*Work required*. Return all lines below containing the word "label".

*Records for processing*.
┄┄┄┄┄┄┄┄┄┄

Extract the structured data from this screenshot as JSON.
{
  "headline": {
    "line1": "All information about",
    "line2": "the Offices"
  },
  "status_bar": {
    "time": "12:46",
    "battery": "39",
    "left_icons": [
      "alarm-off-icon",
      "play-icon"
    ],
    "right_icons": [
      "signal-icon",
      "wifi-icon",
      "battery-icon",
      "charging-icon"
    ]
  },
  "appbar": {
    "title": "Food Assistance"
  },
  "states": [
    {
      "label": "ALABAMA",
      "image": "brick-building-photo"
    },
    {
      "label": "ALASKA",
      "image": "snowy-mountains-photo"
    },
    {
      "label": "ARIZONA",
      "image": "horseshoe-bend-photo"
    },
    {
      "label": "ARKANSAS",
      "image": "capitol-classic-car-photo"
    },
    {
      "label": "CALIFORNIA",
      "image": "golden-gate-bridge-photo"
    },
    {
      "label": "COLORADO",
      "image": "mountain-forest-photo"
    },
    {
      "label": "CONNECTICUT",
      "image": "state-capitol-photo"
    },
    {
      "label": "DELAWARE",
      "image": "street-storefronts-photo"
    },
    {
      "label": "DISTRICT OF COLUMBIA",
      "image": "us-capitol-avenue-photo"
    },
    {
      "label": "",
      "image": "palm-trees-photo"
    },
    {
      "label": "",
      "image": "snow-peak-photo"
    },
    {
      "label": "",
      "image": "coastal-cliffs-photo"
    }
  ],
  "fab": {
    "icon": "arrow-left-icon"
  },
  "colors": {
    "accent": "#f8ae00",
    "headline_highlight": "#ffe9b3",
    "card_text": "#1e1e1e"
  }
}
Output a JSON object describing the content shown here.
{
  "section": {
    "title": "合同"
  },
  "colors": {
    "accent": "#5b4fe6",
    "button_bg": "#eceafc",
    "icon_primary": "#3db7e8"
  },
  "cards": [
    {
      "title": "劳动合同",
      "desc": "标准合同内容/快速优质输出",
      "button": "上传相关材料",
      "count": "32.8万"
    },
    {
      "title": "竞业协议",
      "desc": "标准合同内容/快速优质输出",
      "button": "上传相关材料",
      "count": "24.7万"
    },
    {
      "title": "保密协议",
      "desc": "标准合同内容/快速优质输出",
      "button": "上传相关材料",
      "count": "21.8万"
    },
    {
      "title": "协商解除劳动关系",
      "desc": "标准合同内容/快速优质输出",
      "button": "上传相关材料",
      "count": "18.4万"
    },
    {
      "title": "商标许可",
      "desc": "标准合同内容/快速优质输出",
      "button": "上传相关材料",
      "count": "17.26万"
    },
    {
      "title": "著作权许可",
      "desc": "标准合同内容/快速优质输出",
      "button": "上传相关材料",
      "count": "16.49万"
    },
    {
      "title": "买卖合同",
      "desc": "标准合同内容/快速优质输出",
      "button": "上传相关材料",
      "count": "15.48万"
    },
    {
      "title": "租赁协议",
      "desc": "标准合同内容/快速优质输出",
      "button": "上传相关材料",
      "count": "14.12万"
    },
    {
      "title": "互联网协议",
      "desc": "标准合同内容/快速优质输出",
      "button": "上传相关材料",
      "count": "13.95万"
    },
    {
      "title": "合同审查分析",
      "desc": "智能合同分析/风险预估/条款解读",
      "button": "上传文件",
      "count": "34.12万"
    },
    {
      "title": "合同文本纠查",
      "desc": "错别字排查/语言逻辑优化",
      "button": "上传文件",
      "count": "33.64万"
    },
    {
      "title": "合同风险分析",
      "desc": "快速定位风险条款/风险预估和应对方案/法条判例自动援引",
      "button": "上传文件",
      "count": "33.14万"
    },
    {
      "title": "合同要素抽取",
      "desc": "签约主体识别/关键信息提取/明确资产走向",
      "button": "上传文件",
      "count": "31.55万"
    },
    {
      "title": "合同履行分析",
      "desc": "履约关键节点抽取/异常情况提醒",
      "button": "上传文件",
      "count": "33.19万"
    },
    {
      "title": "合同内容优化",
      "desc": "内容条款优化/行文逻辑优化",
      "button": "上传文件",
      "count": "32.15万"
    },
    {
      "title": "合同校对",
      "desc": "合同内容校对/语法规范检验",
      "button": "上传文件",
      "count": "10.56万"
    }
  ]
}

┄┄┄┄┄┄┄┄┄┄

*Task result*.
      "label": "ALABAMA",
      "label": "ALASKA",
      "label": "ARIZONA",
      "label": "ARKANSAS",
      "label": "CALIFORNIA",
      "label": "COLORADO",
      "label": "CONNECTICUT",
      "label": "DELAWARE",
      "label": "DISTRICT OF COLUMBIA",
      "label": "",
      "label": "",
      "label": "",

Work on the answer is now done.